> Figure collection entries
• • • •

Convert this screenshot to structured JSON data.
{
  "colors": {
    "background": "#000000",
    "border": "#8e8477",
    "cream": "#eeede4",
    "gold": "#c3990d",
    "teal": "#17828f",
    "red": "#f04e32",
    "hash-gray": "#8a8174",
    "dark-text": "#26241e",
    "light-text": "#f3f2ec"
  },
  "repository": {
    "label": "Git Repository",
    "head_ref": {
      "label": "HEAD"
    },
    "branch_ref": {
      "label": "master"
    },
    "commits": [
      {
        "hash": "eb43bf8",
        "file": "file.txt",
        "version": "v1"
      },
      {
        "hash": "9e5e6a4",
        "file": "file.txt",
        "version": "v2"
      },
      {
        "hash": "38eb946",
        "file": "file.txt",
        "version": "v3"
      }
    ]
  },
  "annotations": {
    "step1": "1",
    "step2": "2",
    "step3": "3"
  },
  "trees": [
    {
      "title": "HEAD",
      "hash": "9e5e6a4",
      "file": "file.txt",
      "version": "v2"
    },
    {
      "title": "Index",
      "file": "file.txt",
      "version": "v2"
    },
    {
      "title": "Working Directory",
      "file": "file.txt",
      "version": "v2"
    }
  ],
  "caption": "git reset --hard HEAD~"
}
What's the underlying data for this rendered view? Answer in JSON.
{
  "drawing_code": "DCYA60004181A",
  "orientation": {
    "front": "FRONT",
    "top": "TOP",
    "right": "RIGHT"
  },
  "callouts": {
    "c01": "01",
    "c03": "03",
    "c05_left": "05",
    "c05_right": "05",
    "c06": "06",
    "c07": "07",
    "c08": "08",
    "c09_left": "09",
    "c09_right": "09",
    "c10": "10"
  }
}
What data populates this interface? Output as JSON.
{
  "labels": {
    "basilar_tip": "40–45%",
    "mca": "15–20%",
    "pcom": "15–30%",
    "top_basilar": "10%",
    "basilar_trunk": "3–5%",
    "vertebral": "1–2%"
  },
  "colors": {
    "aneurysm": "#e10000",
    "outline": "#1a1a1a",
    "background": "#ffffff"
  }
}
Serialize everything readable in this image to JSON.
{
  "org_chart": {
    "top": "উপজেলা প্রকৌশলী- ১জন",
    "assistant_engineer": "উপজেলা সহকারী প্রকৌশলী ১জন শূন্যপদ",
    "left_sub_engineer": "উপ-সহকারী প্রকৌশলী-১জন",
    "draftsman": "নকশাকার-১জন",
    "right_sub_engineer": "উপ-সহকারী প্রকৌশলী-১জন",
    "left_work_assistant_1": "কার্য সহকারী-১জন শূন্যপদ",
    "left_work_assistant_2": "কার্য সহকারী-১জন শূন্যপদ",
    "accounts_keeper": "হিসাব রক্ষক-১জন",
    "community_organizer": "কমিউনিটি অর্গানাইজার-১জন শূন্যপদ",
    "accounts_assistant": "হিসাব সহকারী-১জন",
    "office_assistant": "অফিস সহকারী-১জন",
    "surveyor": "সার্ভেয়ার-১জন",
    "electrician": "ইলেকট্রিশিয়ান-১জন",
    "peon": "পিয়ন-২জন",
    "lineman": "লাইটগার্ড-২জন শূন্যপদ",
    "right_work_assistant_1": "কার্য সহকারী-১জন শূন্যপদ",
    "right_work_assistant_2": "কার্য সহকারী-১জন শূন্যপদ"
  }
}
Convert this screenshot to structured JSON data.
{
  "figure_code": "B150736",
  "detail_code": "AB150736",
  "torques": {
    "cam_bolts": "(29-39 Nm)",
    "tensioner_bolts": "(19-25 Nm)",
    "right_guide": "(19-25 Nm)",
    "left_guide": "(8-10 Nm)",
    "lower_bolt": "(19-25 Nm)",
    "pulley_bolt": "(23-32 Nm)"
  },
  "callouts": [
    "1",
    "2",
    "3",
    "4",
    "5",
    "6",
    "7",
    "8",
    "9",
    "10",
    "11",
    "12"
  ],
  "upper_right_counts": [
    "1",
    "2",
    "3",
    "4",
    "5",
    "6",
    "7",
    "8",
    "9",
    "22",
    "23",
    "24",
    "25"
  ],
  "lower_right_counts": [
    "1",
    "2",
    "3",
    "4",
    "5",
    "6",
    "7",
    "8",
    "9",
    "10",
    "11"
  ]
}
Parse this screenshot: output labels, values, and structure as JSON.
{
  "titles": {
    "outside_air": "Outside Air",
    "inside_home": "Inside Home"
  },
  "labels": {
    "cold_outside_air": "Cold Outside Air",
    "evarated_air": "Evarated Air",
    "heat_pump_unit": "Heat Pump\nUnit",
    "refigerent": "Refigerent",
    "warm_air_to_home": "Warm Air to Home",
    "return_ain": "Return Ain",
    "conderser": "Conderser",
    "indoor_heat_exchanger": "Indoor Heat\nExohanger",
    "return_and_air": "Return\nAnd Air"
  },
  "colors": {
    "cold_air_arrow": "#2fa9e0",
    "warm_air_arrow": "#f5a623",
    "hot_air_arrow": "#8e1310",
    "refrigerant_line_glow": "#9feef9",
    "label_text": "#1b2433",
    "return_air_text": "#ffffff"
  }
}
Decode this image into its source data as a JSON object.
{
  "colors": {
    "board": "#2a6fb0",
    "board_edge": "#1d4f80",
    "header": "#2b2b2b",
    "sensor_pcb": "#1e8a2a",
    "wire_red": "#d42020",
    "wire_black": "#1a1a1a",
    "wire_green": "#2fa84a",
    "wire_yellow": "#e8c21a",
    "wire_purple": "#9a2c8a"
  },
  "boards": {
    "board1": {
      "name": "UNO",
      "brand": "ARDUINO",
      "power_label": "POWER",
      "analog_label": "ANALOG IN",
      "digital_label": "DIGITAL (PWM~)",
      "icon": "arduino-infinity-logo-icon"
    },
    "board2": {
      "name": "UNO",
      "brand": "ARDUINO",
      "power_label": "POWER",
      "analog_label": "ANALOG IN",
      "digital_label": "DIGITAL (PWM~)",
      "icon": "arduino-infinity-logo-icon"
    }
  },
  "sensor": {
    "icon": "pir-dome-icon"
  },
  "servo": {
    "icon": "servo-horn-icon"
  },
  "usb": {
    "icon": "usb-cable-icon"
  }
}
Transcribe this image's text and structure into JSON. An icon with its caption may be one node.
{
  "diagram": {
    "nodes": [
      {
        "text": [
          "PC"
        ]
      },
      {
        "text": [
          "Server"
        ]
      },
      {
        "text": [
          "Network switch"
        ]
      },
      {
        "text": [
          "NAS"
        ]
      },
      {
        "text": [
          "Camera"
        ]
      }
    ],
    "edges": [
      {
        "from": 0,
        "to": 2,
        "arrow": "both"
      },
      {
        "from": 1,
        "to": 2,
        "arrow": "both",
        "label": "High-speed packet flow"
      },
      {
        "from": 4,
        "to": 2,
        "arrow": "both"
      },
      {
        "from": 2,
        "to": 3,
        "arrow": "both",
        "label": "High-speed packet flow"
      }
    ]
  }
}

• • • •

> Short task
Begin with the line containing "Transcribe this image's" and repeat each line exactly until the records above end.

> Solution to the problem
Transcribe this image's text and structure into JSON. An icon with its caption may be one node.
{
  "diagram": {
    "nodes": [
      {
        "text": [
          "PC"
        ]
      },
      {
        "text": [
          "Server"
        ]
      },
      {
        "text": [
          "Network switch"
        ]
      },
      {
        "text": [
          "NAS"
        ]
      },
      {
        "text": [
          "Camera"
        ]
      }
    ],
    "edges": [
      {
        "from": 0,
        "to": 2,
        "arrow": "both"
      },
      {
        "from": 1,
        "to": 2,
        "arrow": "both",
        "label": "High-speed packet flow"
      },
      {
        "from": 4,
        "to": 2,
        "arrow": "both"
      },
      {
        "from": 2,
        "to": 3,
        "arrow": "both",
        "label": "High-speed packet flow"
      }
    ]
  }
}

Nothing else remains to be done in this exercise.